EXERCISE DIRECTIONS: Report each line of the data that has "this" somewhere in it.

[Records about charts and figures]

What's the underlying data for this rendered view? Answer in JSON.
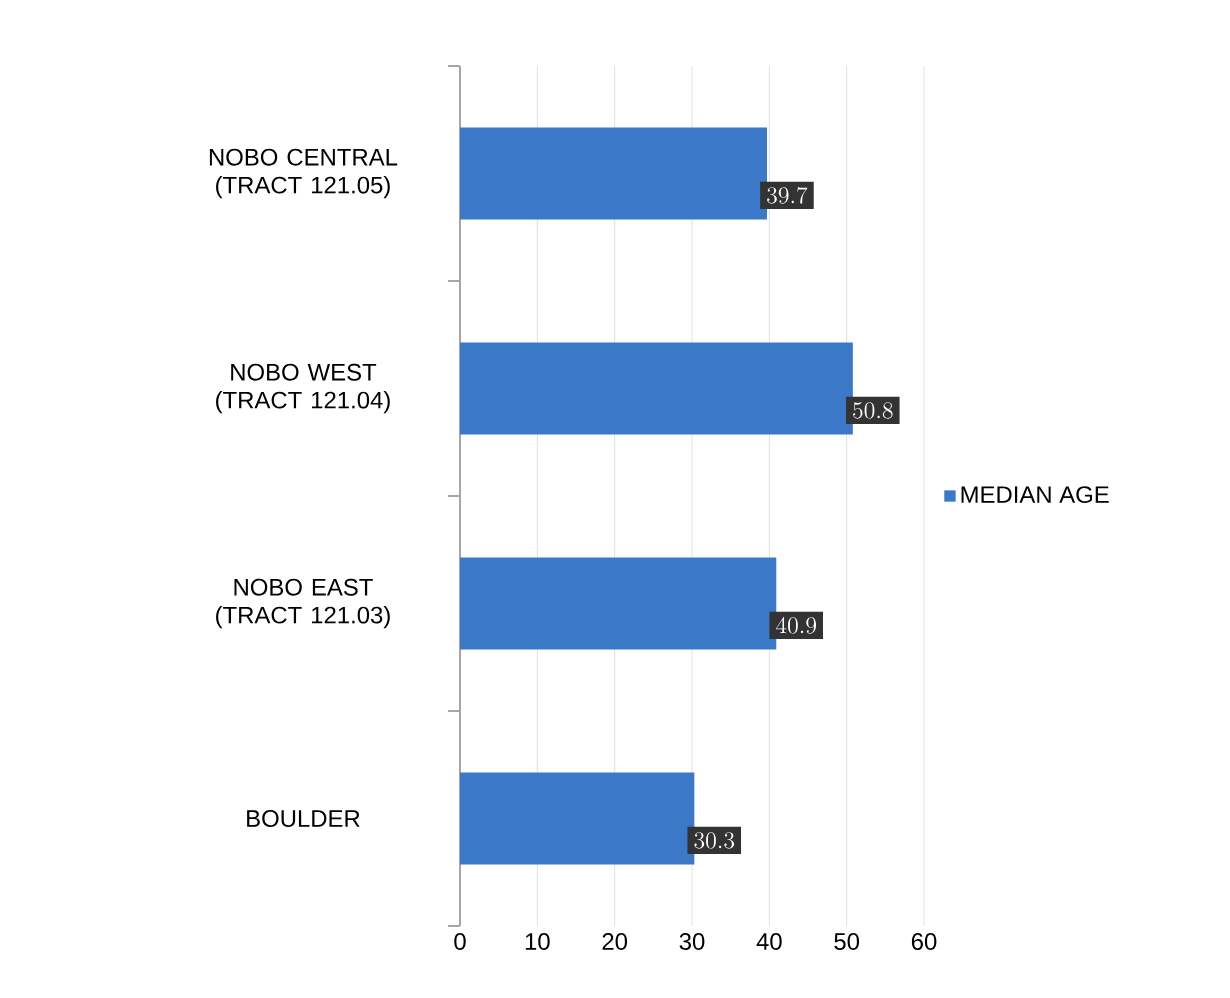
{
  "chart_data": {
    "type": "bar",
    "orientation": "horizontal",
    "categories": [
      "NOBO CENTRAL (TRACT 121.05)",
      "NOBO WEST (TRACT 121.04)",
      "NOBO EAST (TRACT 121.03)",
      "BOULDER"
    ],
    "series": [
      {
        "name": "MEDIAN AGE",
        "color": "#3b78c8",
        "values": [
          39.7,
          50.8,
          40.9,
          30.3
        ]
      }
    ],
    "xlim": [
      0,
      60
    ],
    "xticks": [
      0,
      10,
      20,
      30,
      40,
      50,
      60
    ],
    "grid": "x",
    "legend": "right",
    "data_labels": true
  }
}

---

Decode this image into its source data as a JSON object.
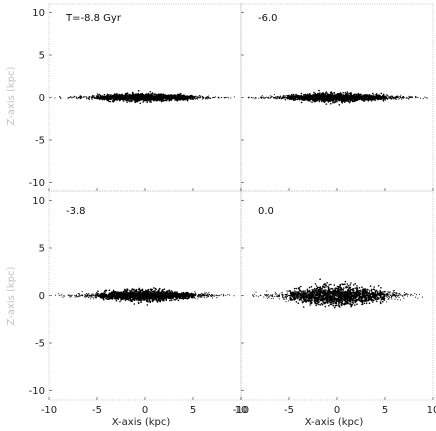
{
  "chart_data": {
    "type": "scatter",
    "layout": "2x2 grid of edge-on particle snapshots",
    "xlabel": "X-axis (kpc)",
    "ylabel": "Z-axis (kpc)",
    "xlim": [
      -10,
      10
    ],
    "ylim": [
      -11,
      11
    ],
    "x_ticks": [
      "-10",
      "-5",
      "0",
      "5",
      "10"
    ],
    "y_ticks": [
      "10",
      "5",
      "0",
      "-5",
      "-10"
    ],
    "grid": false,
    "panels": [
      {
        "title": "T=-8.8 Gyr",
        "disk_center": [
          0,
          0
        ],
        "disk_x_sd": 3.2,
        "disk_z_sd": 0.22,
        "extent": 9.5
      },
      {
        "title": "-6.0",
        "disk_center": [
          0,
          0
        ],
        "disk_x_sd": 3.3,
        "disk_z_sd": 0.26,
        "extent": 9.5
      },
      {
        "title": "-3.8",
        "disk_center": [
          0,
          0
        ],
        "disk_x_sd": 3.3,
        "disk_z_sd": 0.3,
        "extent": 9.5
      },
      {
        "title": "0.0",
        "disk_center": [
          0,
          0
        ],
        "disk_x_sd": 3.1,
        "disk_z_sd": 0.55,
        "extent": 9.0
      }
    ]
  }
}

REPLY TO THE TASK:
What's the underlying data for this rendered view? Answer in JSON.
Decode this image into its source data as a JSON object.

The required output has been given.